> _Work to do_: Lay out the material as a numbered list, starting at its first line and ending at the line that contains "document-number: Skjalnr. 6188". Leave out any blank lines.

> _Recorded data_:
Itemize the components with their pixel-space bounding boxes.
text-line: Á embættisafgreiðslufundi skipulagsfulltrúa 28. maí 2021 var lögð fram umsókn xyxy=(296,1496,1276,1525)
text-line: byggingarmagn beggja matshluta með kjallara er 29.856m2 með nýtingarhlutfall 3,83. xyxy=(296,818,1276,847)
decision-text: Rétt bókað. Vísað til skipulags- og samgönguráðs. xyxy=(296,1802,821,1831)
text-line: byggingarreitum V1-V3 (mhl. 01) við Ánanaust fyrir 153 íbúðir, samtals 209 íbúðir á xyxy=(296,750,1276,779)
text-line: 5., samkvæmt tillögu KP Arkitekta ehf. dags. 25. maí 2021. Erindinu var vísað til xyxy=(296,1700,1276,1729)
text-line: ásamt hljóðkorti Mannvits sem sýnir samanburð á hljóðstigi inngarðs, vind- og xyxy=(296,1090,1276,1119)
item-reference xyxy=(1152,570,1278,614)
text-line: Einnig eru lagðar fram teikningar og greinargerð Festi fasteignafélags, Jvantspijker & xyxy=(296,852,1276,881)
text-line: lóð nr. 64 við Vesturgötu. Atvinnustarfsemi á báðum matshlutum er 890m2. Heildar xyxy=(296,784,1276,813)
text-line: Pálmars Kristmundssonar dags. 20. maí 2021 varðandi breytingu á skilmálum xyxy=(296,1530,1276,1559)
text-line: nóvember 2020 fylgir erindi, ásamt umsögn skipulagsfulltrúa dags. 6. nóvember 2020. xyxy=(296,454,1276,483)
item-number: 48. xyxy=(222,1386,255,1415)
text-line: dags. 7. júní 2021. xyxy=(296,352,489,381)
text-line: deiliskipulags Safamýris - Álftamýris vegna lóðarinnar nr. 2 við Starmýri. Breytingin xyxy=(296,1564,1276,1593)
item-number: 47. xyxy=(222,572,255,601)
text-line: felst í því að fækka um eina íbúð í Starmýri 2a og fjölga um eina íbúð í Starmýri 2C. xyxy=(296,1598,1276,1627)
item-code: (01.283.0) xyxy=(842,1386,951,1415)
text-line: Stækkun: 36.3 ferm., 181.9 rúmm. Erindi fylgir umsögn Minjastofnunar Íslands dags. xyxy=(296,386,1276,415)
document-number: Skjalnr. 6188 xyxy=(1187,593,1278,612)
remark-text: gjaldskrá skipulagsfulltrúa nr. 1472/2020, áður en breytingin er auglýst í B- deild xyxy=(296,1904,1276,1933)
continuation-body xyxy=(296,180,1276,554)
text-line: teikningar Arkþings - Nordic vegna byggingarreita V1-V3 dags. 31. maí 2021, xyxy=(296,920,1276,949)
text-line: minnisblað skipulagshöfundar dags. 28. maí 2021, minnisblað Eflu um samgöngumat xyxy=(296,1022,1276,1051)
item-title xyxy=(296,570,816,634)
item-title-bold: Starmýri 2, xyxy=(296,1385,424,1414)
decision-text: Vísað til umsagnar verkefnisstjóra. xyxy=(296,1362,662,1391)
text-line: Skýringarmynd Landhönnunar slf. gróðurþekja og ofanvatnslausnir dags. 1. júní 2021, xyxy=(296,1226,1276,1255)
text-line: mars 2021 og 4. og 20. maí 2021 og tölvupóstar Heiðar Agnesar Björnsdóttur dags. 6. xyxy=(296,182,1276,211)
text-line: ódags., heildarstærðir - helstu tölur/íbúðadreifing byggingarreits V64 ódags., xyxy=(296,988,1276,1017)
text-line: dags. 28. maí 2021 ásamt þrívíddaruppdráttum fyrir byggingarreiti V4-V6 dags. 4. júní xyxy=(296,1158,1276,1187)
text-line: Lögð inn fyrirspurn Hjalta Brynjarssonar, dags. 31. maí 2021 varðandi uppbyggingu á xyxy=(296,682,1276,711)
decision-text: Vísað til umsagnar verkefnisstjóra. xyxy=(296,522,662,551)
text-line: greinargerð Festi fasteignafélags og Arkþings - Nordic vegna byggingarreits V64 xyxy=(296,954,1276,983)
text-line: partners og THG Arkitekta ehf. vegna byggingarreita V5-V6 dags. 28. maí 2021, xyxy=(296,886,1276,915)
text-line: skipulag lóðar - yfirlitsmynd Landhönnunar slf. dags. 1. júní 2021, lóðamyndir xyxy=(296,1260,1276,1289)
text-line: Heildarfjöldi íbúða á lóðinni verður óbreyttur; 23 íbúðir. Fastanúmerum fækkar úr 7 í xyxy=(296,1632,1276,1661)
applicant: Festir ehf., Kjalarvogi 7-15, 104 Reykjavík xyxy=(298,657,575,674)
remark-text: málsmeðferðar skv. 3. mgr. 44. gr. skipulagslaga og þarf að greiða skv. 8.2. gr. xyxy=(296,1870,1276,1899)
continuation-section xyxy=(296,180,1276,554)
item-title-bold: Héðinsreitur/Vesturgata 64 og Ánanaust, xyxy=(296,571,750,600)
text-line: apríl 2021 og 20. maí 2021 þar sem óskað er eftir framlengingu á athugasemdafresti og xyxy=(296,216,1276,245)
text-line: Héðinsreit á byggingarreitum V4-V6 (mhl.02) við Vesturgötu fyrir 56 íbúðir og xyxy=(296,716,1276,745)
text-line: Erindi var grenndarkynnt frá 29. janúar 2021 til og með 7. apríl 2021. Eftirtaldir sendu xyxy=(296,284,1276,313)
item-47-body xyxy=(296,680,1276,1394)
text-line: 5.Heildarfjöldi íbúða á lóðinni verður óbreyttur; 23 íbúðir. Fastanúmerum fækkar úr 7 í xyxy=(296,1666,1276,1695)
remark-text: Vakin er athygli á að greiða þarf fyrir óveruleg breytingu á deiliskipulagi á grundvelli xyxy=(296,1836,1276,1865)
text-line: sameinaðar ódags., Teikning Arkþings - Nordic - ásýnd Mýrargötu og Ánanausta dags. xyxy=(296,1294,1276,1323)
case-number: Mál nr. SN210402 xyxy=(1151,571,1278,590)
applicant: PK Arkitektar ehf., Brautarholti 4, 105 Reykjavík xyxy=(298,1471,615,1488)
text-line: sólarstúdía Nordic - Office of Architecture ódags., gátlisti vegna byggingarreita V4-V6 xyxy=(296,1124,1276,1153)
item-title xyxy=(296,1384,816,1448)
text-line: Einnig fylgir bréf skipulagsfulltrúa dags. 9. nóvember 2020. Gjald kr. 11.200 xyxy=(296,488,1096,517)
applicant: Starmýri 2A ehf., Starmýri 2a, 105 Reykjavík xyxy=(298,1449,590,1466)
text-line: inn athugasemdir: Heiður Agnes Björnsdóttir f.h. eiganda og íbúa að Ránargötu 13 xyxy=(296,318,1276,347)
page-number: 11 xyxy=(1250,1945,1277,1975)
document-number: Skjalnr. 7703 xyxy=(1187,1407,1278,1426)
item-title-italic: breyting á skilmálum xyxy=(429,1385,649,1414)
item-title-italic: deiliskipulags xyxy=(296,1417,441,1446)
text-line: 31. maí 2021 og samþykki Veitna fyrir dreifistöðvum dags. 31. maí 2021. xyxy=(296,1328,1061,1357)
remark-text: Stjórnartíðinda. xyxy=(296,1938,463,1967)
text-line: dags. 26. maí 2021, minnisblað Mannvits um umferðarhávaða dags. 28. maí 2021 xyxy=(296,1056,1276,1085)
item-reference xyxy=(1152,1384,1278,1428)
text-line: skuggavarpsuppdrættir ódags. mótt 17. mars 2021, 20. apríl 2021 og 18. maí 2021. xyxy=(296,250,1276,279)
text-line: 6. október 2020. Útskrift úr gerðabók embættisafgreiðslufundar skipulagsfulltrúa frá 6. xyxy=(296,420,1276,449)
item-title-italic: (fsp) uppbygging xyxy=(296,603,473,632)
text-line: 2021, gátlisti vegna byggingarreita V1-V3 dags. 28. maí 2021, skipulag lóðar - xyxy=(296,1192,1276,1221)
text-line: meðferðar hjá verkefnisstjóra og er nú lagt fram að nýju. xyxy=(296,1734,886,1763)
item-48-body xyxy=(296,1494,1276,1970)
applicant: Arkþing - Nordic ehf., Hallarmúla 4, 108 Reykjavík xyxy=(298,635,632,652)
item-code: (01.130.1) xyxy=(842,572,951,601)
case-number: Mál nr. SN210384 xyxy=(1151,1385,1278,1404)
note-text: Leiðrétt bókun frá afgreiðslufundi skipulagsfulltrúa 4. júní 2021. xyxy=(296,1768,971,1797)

> _Solution_:
1. Itemize the components with their pixel-space bounding boxes.
2. text-line: Á embættisafgreiðslufundi skipulagsfulltrúa 28. maí 2021 var lögð fram umsókn xyxy=(296,1496,1276,1525)
3. text-line: byggingarmagn beggja matshluta með kjallara er 29.856m2 með nýtingarhlutfall 3,83. xyxy=(296,818,1276,847)
4. decision-text: Rétt bókað. Vísað til skipulags- og samgönguráðs. xyxy=(296,1802,821,1831)
5. text-line: byggingarreitum V1-V3 (mhl. 01) við Ánanaust fyrir 153 íbúðir, samtals 209 íbúðir á xyxy=(296,750,1276,779)
6. text-line: 5., samkvæmt tillögu KP Arkitekta ehf. dags. 25. maí 2021. Erindinu var vísað til xyxy=(296,1700,1276,1729)
7. text-line: ásamt hljóðkorti Mannvits sem sýnir samanburð á hljóðstigi inngarðs, vind- og xyxy=(296,1090,1276,1119)
8. item-reference xyxy=(1152,570,1278,614)
9. text-line: Einnig eru lagðar fram teikningar og greinargerð Festi fasteignafélags, Jvantspijker & xyxy=(296,852,1276,881)
10. text-line: lóð nr. 64 við Vesturgötu. Atvinnustarfsemi á báðum matshlutum er 890m2. Heildar xyxy=(296,784,1276,813)
11. text-line: Pálmars Kristmundssonar dags. 20. maí 2021 varðandi breytingu á skilmálum xyxy=(296,1530,1276,1559)
12. text-line: nóvember 2020 fylgir erindi, ásamt umsögn skipulagsfulltrúa dags. 6. nóvember 2020. xyxy=(296,454,1276,483)
13. item-number: 48. xyxy=(222,1386,255,1415)
14. text-line: dags. 7. júní 2021. xyxy=(296,352,489,381)
15. text-line: deiliskipulags Safamýris - Álftamýris vegna lóðarinnar nr. 2 við Starmýri. Breytingin xyxy=(296,1564,1276,1593)
16. item-number: 47. xyxy=(222,572,255,601)
17. text-line: felst í því að fækka um eina íbúð í Starmýri 2a og fjölga um eina íbúð í Starmýri 2C. xyxy=(296,1598,1276,1627)
18. item-code: (01.283.0) xyxy=(842,1386,951,1415)
19. text-line: Stækkun: 36.3 ferm., 181.9 rúmm. Erindi fylgir umsögn Minjastofnunar Íslands dags. xyxy=(296,386,1276,415)
20. document-number: Skjalnr. 6188 xyxy=(1187,593,1278,612)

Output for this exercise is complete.